** begin DATASET EXCERPTS **

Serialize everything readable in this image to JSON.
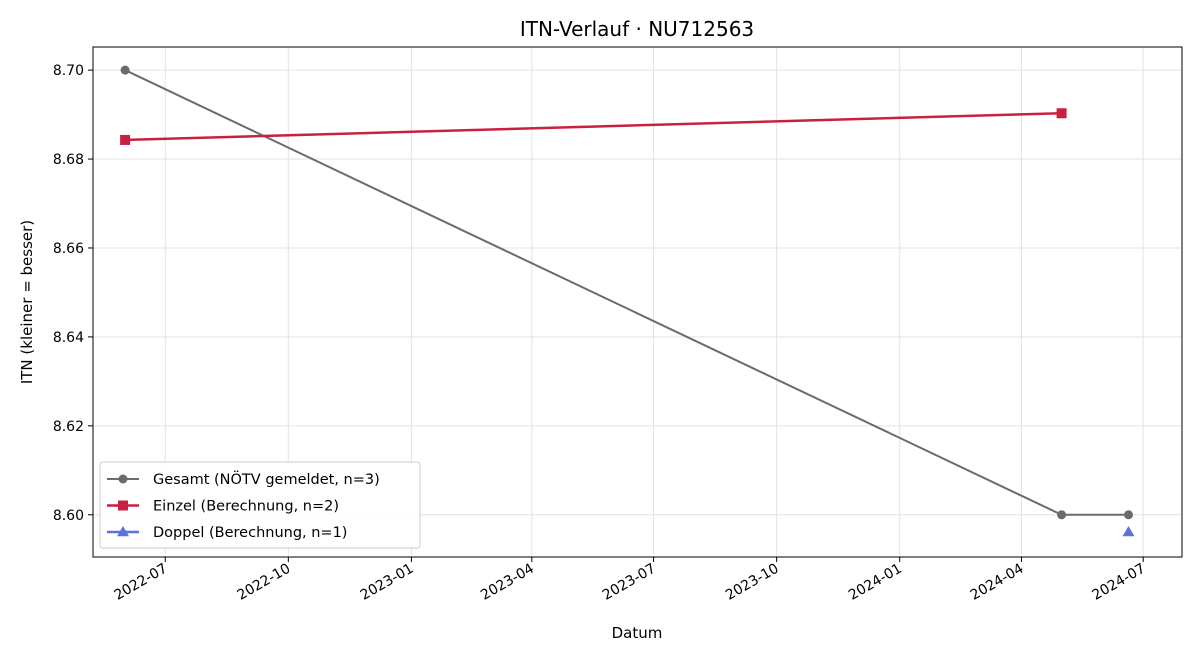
{
  "chart_data": {
    "type": "line",
    "title": "ITN-Verlauf · NU712563",
    "xlabel": "Datum",
    "ylabel": "ITN  (kleiner = besser)",
    "x_axis_type": "date",
    "xlim": [
      "2022-05-08",
      "2024-07-30"
    ],
    "ylim": [
      8.5905,
      8.7052
    ],
    "x_ticks": [
      "2022-07",
      "2022-10",
      "2023-01",
      "2023-04",
      "2023-07",
      "2023-10",
      "2024-01",
      "2024-04",
      "2024-07"
    ],
    "y_ticks": [
      8.6,
      8.62,
      8.64,
      8.66,
      8.68,
      8.7
    ],
    "y_tick_labels": [
      "8.60",
      "8.62",
      "8.64",
      "8.66",
      "8.68",
      "8.70"
    ],
    "grid": true,
    "legend_position": "lower-left",
    "series": [
      {
        "name": "Gesamt (NÖTV gemeldet, n=3)",
        "color": "#6b6b6b",
        "marker": "circle",
        "x": [
          "2022-06-01",
          "2024-05-01",
          "2024-06-20"
        ],
        "y": [
          8.7,
          8.6,
          8.6
        ]
      },
      {
        "name": "Einzel (Berechnung, n=2)",
        "color": "#c8203f",
        "marker": "square",
        "x": [
          "2022-06-01",
          "2024-05-01"
        ],
        "y": [
          8.6843,
          8.6903
        ]
      },
      {
        "name": "Doppel (Berechnung, n=1)",
        "color": "#5a72e0",
        "marker": "triangle",
        "x": [
          "2024-06-20"
        ],
        "y": [
          8.5961
        ]
      }
    ]
  }
}
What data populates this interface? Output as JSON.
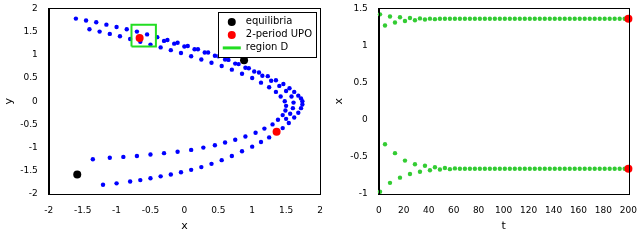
{
  "chart_data": [
    {
      "type": "scatter",
      "x_label": "x",
      "y_label": "y",
      "xlim": [
        -2,
        2
      ],
      "xticks": [
        -2,
        -1.5,
        -1,
        -0.5,
        0,
        0.5,
        1,
        1.5,
        2
      ],
      "ylim": [
        -2,
        2
      ],
      "yticks": [
        -2,
        -1.5,
        -1,
        -0.5,
        0,
        0.5,
        1,
        1.5,
        2
      ],
      "grid": false,
      "legend": "upper right",
      "series": [
        {
          "color": "#0000ff",
          "marker": "dot",
          "values": [
            [
              -1.6,
              1.78
            ],
            [
              -1.45,
              1.74
            ],
            [
              -1.3,
              1.7
            ],
            [
              -1.15,
              1.65
            ],
            [
              -1.0,
              1.6
            ],
            [
              -0.85,
              1.55
            ],
            [
              -0.7,
              1.5
            ],
            [
              -0.55,
              1.44
            ],
            [
              -0.4,
              1.38
            ],
            [
              -0.25,
              1.32
            ],
            [
              -0.1,
              1.26
            ],
            [
              0.05,
              1.19
            ],
            [
              0.2,
              1.12
            ],
            [
              0.35,
              1.05
            ],
            [
              0.5,
              0.97
            ],
            [
              0.65,
              0.89
            ],
            [
              0.8,
              0.8
            ],
            [
              0.95,
              0.71
            ],
            [
              1.1,
              0.62
            ],
            [
              1.23,
              0.54
            ],
            [
              1.35,
              0.45
            ],
            [
              1.46,
              0.37
            ],
            [
              1.55,
              0.28
            ],
            [
              1.62,
              0.2
            ],
            [
              1.68,
              0.12
            ],
            [
              1.72,
              0.06
            ],
            [
              1.74,
              0.0
            ],
            [
              1.74,
              -0.07
            ],
            [
              1.72,
              -0.15
            ],
            [
              1.68,
              -0.25
            ],
            [
              1.62,
              -0.35
            ],
            [
              1.54,
              -0.47
            ],
            [
              1.45,
              -0.58
            ],
            [
              1.35,
              -0.68
            ],
            [
              1.25,
              -0.78
            ],
            [
              1.13,
              -0.88
            ],
            [
              1.0,
              -0.98
            ],
            [
              0.85,
              -1.08
            ],
            [
              0.7,
              -1.18
            ],
            [
              0.55,
              -1.27
            ],
            [
              0.4,
              -1.35
            ],
            [
              0.25,
              -1.42
            ],
            [
              0.1,
              -1.48
            ],
            [
              -0.05,
              -1.53
            ],
            [
              -0.2,
              -1.58
            ],
            [
              -0.35,
              -1.62
            ],
            [
              -0.5,
              -1.66
            ],
            [
              -0.65,
              -1.7
            ],
            [
              -0.8,
              -1.73
            ],
            [
              -1.0,
              -1.77
            ],
            [
              -1.2,
              -1.8
            ],
            [
              -1.4,
              1.55
            ],
            [
              -1.25,
              1.5
            ],
            [
              -1.1,
              1.45
            ],
            [
              -0.95,
              1.4
            ],
            [
              -0.8,
              1.34
            ],
            [
              -0.65,
              1.28
            ],
            [
              -0.5,
              1.22
            ],
            [
              -0.35,
              1.16
            ],
            [
              -0.2,
              1.1
            ],
            [
              -0.05,
              1.04
            ],
            [
              0.1,
              0.97
            ],
            [
              0.25,
              0.9
            ],
            [
              0.4,
              0.83
            ],
            [
              0.55,
              0.76
            ],
            [
              0.7,
              0.68
            ],
            [
              0.85,
              0.59
            ],
            [
              1.0,
              0.5
            ],
            [
              1.13,
              0.4
            ],
            [
              1.25,
              0.3
            ],
            [
              1.35,
              0.2
            ],
            [
              1.42,
              0.1
            ],
            [
              1.48,
              0.0
            ],
            [
              1.5,
              -0.1
            ],
            [
              1.49,
              -0.2
            ],
            [
              1.45,
              -0.3
            ],
            [
              1.38,
              -0.4
            ],
            [
              1.3,
              -0.5
            ],
            [
              1.18,
              -0.59
            ],
            [
              1.05,
              -0.68
            ],
            [
              0.9,
              -0.76
            ],
            [
              0.75,
              -0.83
            ],
            [
              0.6,
              -0.89
            ],
            [
              0.45,
              -0.95
            ],
            [
              0.28,
              -1.0
            ],
            [
              0.1,
              -1.05
            ],
            [
              -0.1,
              -1.09
            ],
            [
              -0.3,
              -1.12
            ],
            [
              -0.5,
              -1.15
            ],
            [
              -0.7,
              -1.18
            ],
            [
              -0.9,
              -1.2
            ],
            [
              -1.1,
              -1.22
            ],
            [
              -1.35,
              -1.25
            ],
            [
              -0.3,
              1.3
            ],
            [
              -0.15,
              1.24
            ],
            [
              0.0,
              1.18
            ],
            [
              0.15,
              1.12
            ],
            [
              0.3,
              1.05
            ],
            [
              0.45,
              0.98
            ],
            [
              0.6,
              0.9
            ],
            [
              0.75,
              0.81
            ],
            [
              0.9,
              0.72
            ],
            [
              1.03,
              0.64
            ],
            [
              1.15,
              0.55
            ],
            [
              1.28,
              0.44
            ],
            [
              1.4,
              0.33
            ],
            [
              1.5,
              0.22
            ],
            [
              1.58,
              0.1
            ],
            [
              1.61,
              -0.03
            ],
            [
              1.6,
              -0.15
            ],
            [
              1.56,
              -0.27
            ],
            [
              1.5,
              -0.38
            ]
          ]
        },
        {
          "name": "equilibria",
          "color": "#000000",
          "marker": "circle",
          "values": [
            [
              0.88,
              0.88
            ],
            [
              -1.58,
              -1.58
            ]
          ]
        },
        {
          "name": "2-period UPO",
          "color": "#ff0000",
          "marker": "circle",
          "values": [
            [
              -0.66,
              1.36
            ],
            [
              1.36,
              -0.66
            ]
          ]
        },
        {
          "name": "region D",
          "type": "line",
          "color": "#22dd22",
          "marker": "none",
          "line_style": "solid",
          "values": [
            [
              -0.78,
              1.18
            ],
            [
              -0.42,
              1.18
            ],
            [
              -0.42,
              1.65
            ],
            [
              -0.78,
              1.65
            ],
            [
              -0.78,
              1.18
            ]
          ]
        }
      ]
    },
    {
      "type": "scatter",
      "x_label": "t",
      "y_label": "x",
      "xlim": [
        0,
        200
      ],
      "xticks": [
        0,
        20,
        40,
        60,
        80,
        100,
        120,
        140,
        160,
        180,
        200
      ],
      "ylim": [
        -1,
        1.5
      ],
      "yticks": [
        -1,
        -0.5,
        0,
        0.5,
        1,
        1.5
      ],
      "grid": false,
      "series": [
        {
          "color": "#33cc33",
          "marker": "dot",
          "x": [
            1,
            5,
            9,
            13,
            17,
            21,
            25,
            29,
            33,
            37,
            41,
            45,
            49,
            53,
            57,
            61,
            65,
            69,
            73,
            77,
            81,
            85,
            89,
            93,
            97,
            101,
            105,
            109,
            113,
            117,
            121,
            125,
            129,
            133,
            137,
            141,
            145,
            149,
            153,
            157,
            161,
            165,
            169,
            173,
            177,
            181,
            185,
            189,
            193,
            197
          ],
          "values": [
            1.42,
            1.27,
            1.39,
            1.31,
            1.38,
            1.33,
            1.37,
            1.34,
            1.365,
            1.35,
            1.362,
            1.355,
            1.36,
            1.36,
            1.36,
            1.36,
            1.36,
            1.36,
            1.36,
            1.36,
            1.36,
            1.36,
            1.36,
            1.36,
            1.36,
            1.36,
            1.36,
            1.36,
            1.36,
            1.36,
            1.36,
            1.36,
            1.36,
            1.36,
            1.36,
            1.36,
            1.36,
            1.36,
            1.36,
            1.36,
            1.36,
            1.36,
            1.36,
            1.36,
            1.36,
            1.36,
            1.36,
            1.36,
            1.36,
            1.36
          ]
        },
        {
          "color": "#33cc33",
          "marker": "dot",
          "x": [
            1,
            5,
            9,
            13,
            17,
            21,
            25,
            29,
            33,
            37,
            41,
            45,
            49,
            53,
            57,
            61,
            65,
            69,
            73,
            77,
            81,
            85,
            89,
            93,
            97,
            101,
            105,
            109,
            113,
            117,
            121,
            125,
            129,
            133,
            137,
            141,
            145,
            149,
            153,
            157,
            161,
            165,
            169,
            173,
            177,
            181,
            185,
            189,
            193,
            197
          ],
          "values": [
            -0.97,
            -0.33,
            -0.85,
            -0.45,
            -0.78,
            -0.55,
            -0.73,
            -0.6,
            -0.7,
            -0.62,
            -0.68,
            -0.64,
            -0.67,
            -0.65,
            -0.665,
            -0.655,
            -0.66,
            -0.66,
            -0.66,
            -0.66,
            -0.66,
            -0.66,
            -0.66,
            -0.66,
            -0.66,
            -0.66,
            -0.66,
            -0.66,
            -0.66,
            -0.66,
            -0.66,
            -0.66,
            -0.66,
            -0.66,
            -0.66,
            -0.66,
            -0.66,
            -0.66,
            -0.66,
            -0.66,
            -0.66,
            -0.66,
            -0.66,
            -0.66,
            -0.66,
            -0.66,
            -0.66,
            -0.66,
            -0.66,
            -0.66
          ]
        },
        {
          "color": "#ff0000",
          "marker": "circle",
          "x": [
            200,
            200
          ],
          "values": [
            1.36,
            -0.66
          ]
        }
      ]
    }
  ]
}
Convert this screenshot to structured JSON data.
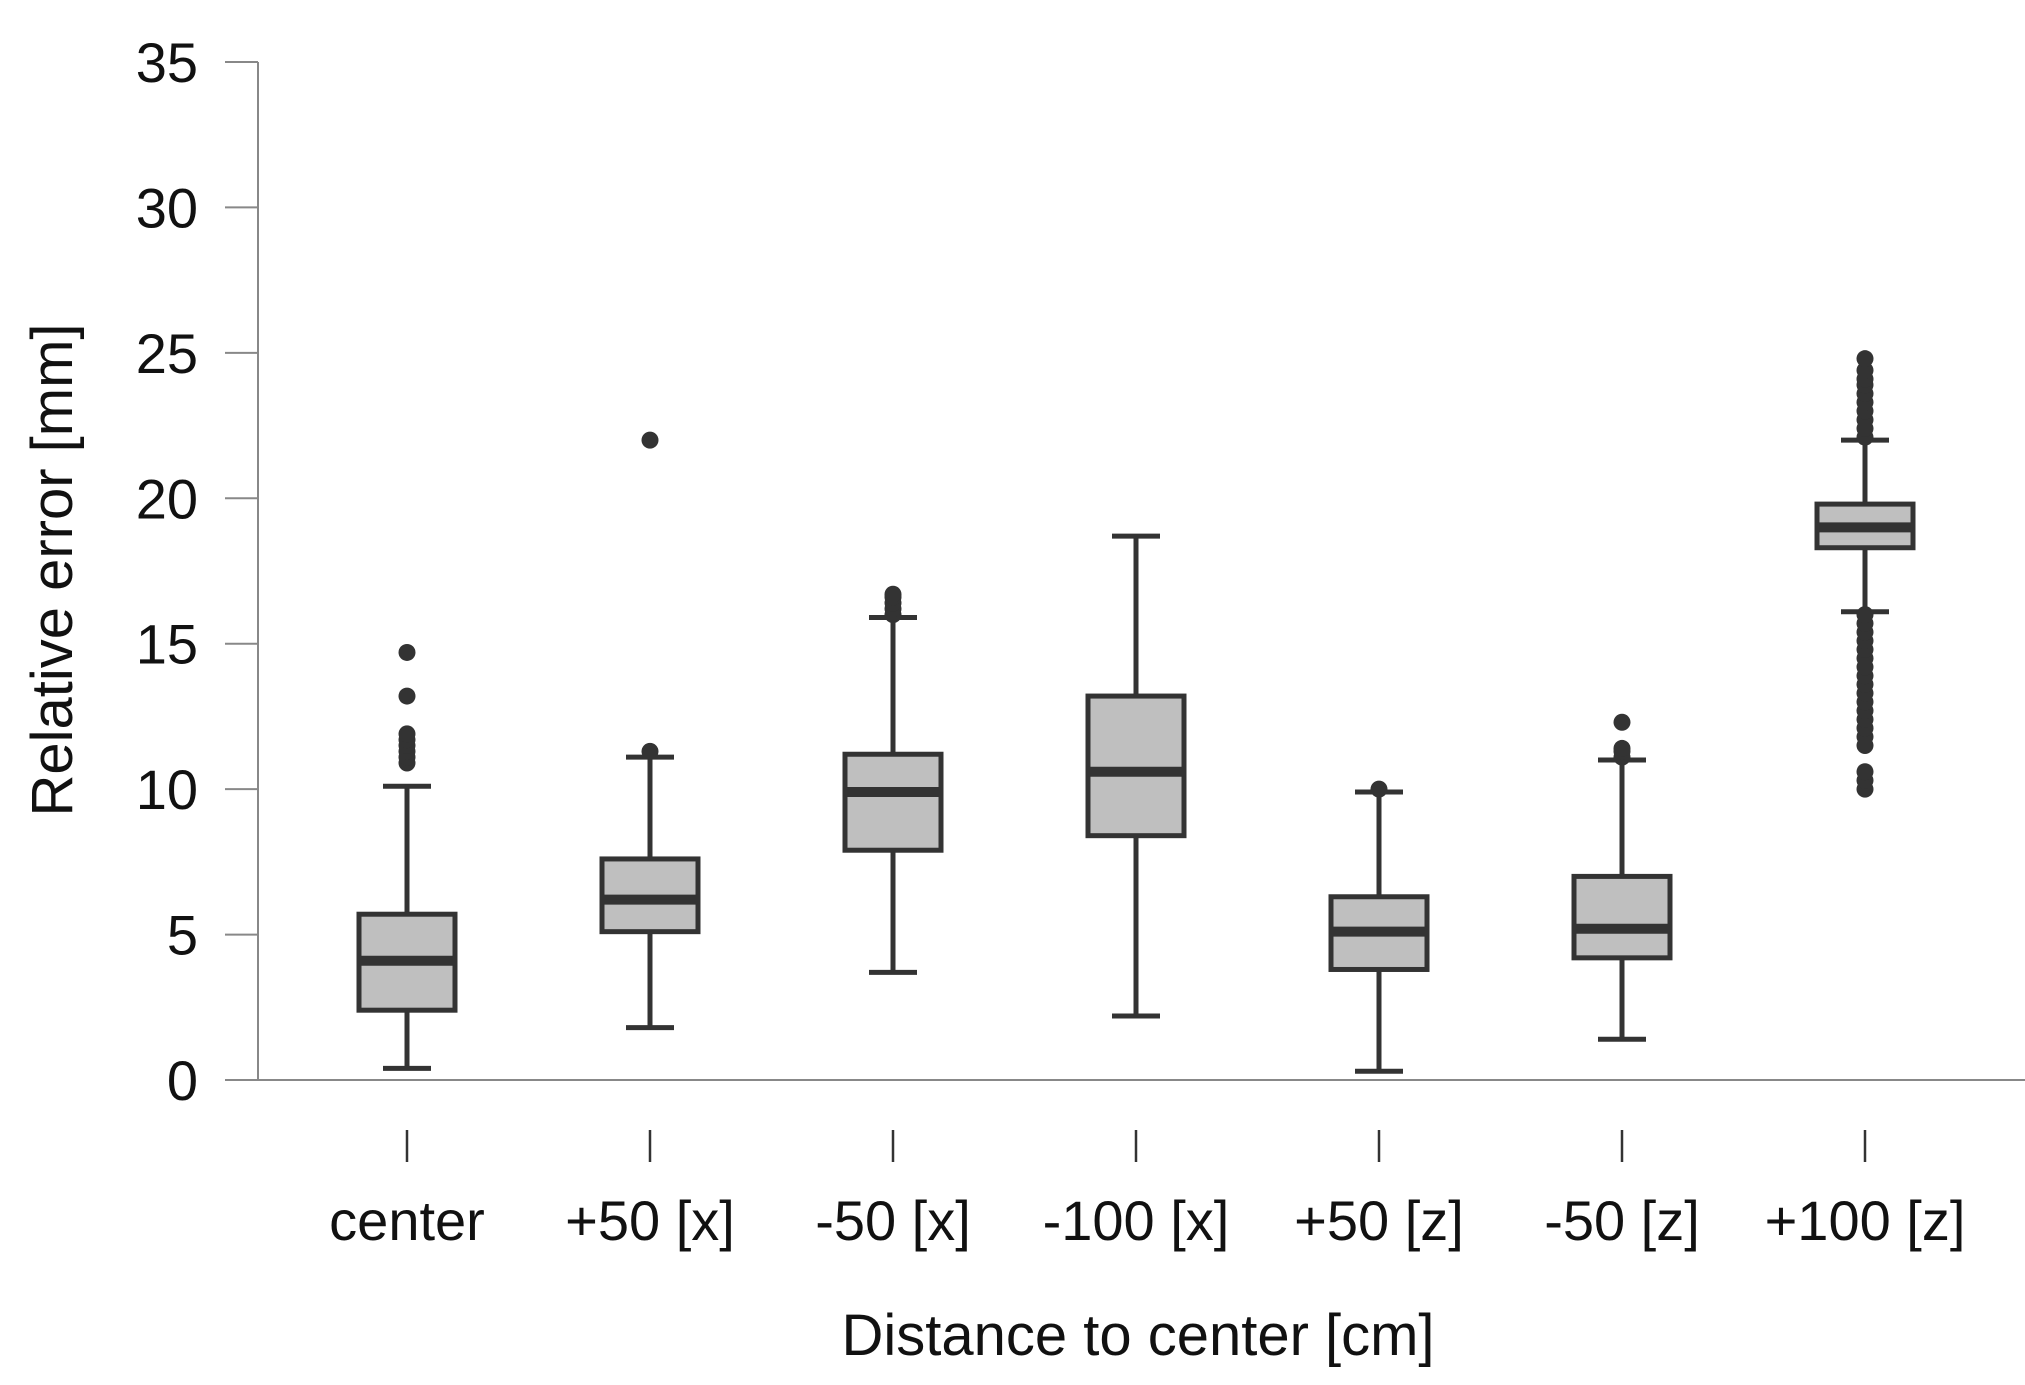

** end DATASET EXCERPTS **

Write out every line of the entries that holds the word "JSON".

- _RESPONSE TO THE EXERCISE_
Serialize everything readable in this image to JSON.
What data populates this interface? Output as JSON.
Convert this screenshot to structured JSON data.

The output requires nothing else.